_Written request_
Each record below is to be reproduced without any change.

Stored records:
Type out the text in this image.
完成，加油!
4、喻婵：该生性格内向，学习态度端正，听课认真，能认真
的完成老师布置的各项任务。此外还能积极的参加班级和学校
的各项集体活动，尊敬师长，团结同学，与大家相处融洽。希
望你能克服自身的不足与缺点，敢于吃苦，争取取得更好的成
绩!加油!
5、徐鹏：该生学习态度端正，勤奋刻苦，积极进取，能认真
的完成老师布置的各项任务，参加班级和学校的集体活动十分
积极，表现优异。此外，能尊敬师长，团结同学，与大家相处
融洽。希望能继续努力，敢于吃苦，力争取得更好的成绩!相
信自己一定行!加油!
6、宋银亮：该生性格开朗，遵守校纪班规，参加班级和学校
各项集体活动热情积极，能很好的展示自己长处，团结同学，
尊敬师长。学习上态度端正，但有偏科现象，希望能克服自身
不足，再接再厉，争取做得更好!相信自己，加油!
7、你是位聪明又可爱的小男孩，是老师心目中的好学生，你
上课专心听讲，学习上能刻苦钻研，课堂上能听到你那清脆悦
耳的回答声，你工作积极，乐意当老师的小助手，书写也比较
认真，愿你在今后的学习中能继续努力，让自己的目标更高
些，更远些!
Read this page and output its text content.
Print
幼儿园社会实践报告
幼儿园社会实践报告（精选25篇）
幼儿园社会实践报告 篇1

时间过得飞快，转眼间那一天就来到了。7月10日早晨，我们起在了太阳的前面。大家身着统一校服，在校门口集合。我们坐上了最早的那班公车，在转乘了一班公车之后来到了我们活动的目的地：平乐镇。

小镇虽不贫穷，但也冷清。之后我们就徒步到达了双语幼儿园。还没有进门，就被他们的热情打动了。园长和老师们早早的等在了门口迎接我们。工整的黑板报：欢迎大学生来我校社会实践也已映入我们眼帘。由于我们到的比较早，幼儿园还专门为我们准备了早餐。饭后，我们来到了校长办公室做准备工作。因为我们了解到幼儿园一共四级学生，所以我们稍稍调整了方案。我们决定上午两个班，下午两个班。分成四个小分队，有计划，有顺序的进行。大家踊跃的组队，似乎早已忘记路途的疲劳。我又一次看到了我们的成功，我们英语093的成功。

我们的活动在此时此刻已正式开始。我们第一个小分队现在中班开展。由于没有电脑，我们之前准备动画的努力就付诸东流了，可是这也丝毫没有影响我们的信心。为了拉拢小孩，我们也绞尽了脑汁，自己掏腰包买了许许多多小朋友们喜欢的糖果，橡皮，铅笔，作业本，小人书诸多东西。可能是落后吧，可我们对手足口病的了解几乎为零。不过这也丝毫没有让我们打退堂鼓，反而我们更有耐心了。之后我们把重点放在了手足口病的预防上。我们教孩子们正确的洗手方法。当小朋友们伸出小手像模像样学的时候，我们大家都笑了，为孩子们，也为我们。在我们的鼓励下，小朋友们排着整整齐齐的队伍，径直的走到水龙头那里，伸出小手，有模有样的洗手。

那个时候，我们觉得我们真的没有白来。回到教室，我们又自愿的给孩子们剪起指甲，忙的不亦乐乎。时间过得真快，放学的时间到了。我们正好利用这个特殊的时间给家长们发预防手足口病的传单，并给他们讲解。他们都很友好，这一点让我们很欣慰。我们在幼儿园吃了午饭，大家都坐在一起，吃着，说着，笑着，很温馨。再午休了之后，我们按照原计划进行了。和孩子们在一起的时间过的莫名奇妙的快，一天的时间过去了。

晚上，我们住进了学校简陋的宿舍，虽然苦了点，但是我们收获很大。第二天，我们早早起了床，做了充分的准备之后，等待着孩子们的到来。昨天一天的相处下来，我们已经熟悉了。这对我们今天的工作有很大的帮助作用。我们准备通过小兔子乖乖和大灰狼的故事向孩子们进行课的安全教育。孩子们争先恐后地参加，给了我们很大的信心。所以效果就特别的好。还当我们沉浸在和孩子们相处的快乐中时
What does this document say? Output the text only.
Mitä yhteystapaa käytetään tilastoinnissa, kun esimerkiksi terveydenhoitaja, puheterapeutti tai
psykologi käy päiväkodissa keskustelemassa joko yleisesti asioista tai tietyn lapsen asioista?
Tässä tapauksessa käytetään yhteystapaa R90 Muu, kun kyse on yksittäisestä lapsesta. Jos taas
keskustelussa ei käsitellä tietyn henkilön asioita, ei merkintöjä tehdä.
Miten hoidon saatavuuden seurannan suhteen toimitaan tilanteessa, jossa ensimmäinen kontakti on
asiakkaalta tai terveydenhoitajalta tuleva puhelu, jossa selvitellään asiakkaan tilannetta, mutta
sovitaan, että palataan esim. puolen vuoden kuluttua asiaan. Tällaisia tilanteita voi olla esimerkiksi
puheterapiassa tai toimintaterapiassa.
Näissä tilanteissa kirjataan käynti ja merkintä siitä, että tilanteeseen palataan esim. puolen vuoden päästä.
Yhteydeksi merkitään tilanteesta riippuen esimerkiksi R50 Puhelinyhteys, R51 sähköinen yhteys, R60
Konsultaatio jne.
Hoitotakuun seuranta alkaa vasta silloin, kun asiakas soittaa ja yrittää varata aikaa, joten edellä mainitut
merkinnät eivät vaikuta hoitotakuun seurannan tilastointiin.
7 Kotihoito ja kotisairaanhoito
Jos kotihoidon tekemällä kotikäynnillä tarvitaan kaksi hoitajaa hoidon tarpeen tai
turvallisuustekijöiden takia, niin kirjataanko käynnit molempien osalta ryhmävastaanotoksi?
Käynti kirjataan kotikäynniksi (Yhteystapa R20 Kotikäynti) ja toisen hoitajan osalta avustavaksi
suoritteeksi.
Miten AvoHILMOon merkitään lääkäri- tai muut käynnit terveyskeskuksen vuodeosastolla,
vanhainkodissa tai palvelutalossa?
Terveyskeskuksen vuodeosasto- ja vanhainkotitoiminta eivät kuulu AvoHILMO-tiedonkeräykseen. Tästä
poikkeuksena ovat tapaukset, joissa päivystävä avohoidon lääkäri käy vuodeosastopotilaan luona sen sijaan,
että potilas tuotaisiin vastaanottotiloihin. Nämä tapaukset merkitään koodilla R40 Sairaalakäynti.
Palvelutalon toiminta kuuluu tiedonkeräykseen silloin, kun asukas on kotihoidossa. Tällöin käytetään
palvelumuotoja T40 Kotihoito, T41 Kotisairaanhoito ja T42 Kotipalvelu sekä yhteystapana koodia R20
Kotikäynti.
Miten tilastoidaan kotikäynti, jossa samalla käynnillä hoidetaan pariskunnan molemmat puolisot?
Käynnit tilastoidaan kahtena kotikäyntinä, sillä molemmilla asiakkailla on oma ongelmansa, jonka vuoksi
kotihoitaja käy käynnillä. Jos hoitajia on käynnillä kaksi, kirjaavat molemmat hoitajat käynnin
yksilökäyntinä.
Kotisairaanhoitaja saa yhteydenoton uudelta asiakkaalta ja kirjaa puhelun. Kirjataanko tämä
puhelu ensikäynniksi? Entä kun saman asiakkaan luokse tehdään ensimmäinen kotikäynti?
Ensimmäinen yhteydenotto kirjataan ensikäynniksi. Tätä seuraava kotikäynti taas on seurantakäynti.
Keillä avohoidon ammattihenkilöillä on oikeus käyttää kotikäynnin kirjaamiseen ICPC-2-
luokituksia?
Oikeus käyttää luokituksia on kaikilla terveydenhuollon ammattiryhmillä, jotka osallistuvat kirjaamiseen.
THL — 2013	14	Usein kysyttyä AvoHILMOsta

_Solution below_
Type out the text in this image.
完成，加油!
4、喻婵：该生性格内向，学习态度端正，听课认真，能认真
的完成老师布置的各项任务。此外还能积极的参加班级和学校
的各项集体活动，尊敬师长，团结同学，与大家相处融洽。希
望你能克服自身的不足与缺点，敢于吃苦，争取取得更好的成
绩!加油!
5、徐鹏：该生学习态度端正，勤奋刻苦，积极进取，能认真
的完成老师布置的各项任务，参加班级和学校的集体活动十分
积极，表现优异。此外，能尊敬师长，团结同学，与大家相处
融洽。希望能继续努力，敢于吃苦，力争取得更好的成绩!相
信自己一定行!加油!
6、宋银亮：该生性格开朗，遵守校纪班规，参加班级和学校
各项集体活动热情积极，能很好的展示自己长处，团结同学，
尊敬师长。学习上态度端正，但有偏科现象，希望能克服自身
不足，再接再厉，争取做得更好!相信自己，加油!
7、你是位聪明又可爱的小男孩，是老师心目中的好学生，你
上课专心听讲，学习上能刻苦钻研，课堂上能听到你那清脆悦
耳的回答声，你工作积极，乐意当老师的小助手，书写也比较
认真，愿你在今后的学习中能继续努力，让自己的目标更高
些，更远些!
Read this page and output its text content.
Print
幼儿园社会实践报告
幼儿园社会实践报告（精选25篇）
幼儿园社会实践报告 篇1

时间过得飞快，转眼间那一天就来到了。7月10日早晨，我们起在了太阳的前面。大家身着统一校服，在校门口集合。我们坐上了最早的那班公车，在转乘了一班公车之后来到了我们活动的目的地：平乐镇。

小镇虽不贫穷，但也冷清。之后我们就徒步到达了双语幼儿园。还没有进门，就被他们的热情打动了。园长和老师们早早的等在了门口迎接我们。工整的黑板报：欢迎大学生来我校社会实践也已映入我们眼帘。由于我们到的比较早，幼儿园还专门为我们准备了早餐。饭后，我们来到了校长办公室做准备工作。因为我们了解到幼儿园一共四级学生，所以我们稍稍调整了方案。我们决定上午两个班，下午两个班。分成四个小分队，有计划，有顺序的进行。大家踊跃的组队，似乎早已忘记路途的疲劳。我又一次看到了我们的成功，我们英语093的成功。

我们的活动在此时此刻已正式开始。我们第一个小分队现在中班开展。由于没有电脑，我们之前准备动画的努力就付诸东流了，可是这也丝毫没有影响我们的信心。为了拉拢小孩，我们也绞尽了脑汁，自己掏腰包买了许许多多小朋友们喜欢的糖果，橡皮，铅笔，作业本，小人书诸多东西。可能是落后吧，可我们对手足口病的了解几乎为零。不过这也丝毫没有让我们打退堂鼓，反而我们更有耐心了。之后我们把重点放在了手足口病的预防上。我们教孩子们正确的洗手方法。当小朋友们伸出小手像模像样学的时候，我们大家都笑了，为孩子们，也为我们。在我们的鼓励下，小朋友们排着整整齐齐的队伍，径直的走到水龙头那里，伸出小手，有模有样的洗手。

那个时候，我们觉得我们真的没有白来。回到教室，我们又自愿的给孩子们剪起指甲，忙的不亦乐乎。时间过得真快，放学的时间到了。我们正好利用这个特殊的时间给家长们发预防手足口病的传单，并给他们讲解。他们都很友好，这一点让我们很欣慰。我们在幼儿园吃了午饭，大家都坐在一起，吃着，说着，笑着，很温馨。再午休了之后，我们按照原计划进行了。和孩子们在一起的时间过的莫名奇妙的快，一天的时间过去了。

晚上，我们住进了学校简陋的宿舍，虽然苦了点，但是我们收获很大。第二天，我们早早起了床，做了充分的准备之后，等待着孩子们的到来。昨天一天的相处下来，我们已经熟悉了。这对我们今天的工作有很大的帮助作用。我们准备通过小兔子乖乖和大灰狼的故事向孩子们进行课的安全教育。孩子们争先恐后地参加，给了我们很大的信心。所以效果就特别的好。还当我们沉浸在和孩子们相处的快乐中时
What does this document say? Output the text only.
Mitä yhteystapaa käytetään tilastoinnissa, kun esimerkiksi terveydenhoitaja, puheterapeutti tai
psykologi käy päiväkodissa keskustelemassa joko yleisesti asioista tai tietyn lapsen asioista?
Tässä tapauksessa käytetään yhteystapaa R90 Muu, kun kyse on yksittäisestä lapsesta. Jos taas
keskustelussa ei käsitellä tietyn henkilön asioita, ei merkintöjä tehdä.
Miten hoidon saatavuuden seurannan suhteen toimitaan tilanteessa, jossa ensimmäinen kontakti on
asiakkaalta tai terveydenhoitajalta tuleva puhelu, jossa selvitellään asiakkaan tilannetta, mutta
sovitaan, että palataan esim. puolen vuoden kuluttua asiaan. Tällaisia tilanteita voi olla esimerkiksi
puheterapiassa tai toimintaterapiassa.
Näissä tilanteissa kirjataan käynti ja merkintä siitä, että tilanteeseen palataan esim. puolen vuoden päästä.
Yhteydeksi merkitään tilanteesta riippuen esimerkiksi R50 Puhelinyhteys, R51 sähköinen yhteys, R60
Konsultaatio jne.
Hoitotakuun seuranta alkaa vasta silloin, kun asiakas soittaa ja yrittää varata aikaa, joten edellä mainitut
merkinnät eivät vaikuta hoitotakuun seurannan tilastointiin.
7 Kotihoito ja kotisairaanhoito
Jos kotihoidon tekemällä kotikäynnillä tarvitaan kaksi hoitajaa hoidon tarpeen tai
turvallisuustekijöiden takia, niin kirjataanko käynnit molempien osalta ryhmävastaanotoksi?
Käynti kirjataan kotikäynniksi (Yhteystapa R20 Kotikäynti) ja toisen hoitajan osalta avustavaksi
suoritteeksi.
Miten AvoHILMOon merkitään lääkäri- tai muut käynnit terveyskeskuksen vuodeosastolla,
vanhainkodissa tai palvelutalossa?
Terveyskeskuksen vuodeosasto- ja vanhainkotitoiminta eivät kuulu AvoHILMO-tiedonkeräykseen. Tästä
poikkeuksena ovat tapaukset, joissa päivystävä avohoidon lääkäri käy vuodeosastopotilaan luona sen sijaan,
että potilas tuotaisiin vastaanottotiloihin. Nämä tapaukset merkitään koodilla R40 Sairaalakäynti.
Palvelutalon toiminta kuuluu tiedonkeräykseen silloin, kun asukas on kotihoidossa. Tällöin käytetään
palvelumuotoja T40 Kotihoito, T41 Kotisairaanhoito ja T42 Kotipalvelu sekä yhteystapana koodia R20
Kotikäynti.
Miten tilastoidaan kotikäynti, jossa samalla käynnillä hoidetaan pariskunnan molemmat puolisot?
Käynnit tilastoidaan kahtena kotikäyntinä, sillä molemmilla asiakkailla on oma ongelmansa, jonka vuoksi
kotihoitaja käy käynnillä. Jos hoitajia on käynnillä kaksi, kirjaavat molemmat hoitajat käynnin
yksilökäyntinä.
Kotisairaanhoitaja saa yhteydenoton uudelta asiakkaalta ja kirjaa puhelun. Kirjataanko tämä
puhelu ensikäynniksi? Entä kun saman asiakkaan luokse tehdään ensimmäinen kotikäynti?
Ensimmäinen yhteydenotto kirjataan ensikäynniksi. Tätä seuraava kotikäynti taas on seurantakäynti.
Keillä avohoidon ammattihenkilöillä on oikeus käyttää kotikäynnin kirjaamiseen ICPC-2-
luokituksia?
Oikeus käyttää luokituksia on kaikilla terveydenhuollon ammattiryhmillä, jotka osallistuvat kirjaamiseen.
THL — 2013	14	Usein kysyttyä AvoHILMOsta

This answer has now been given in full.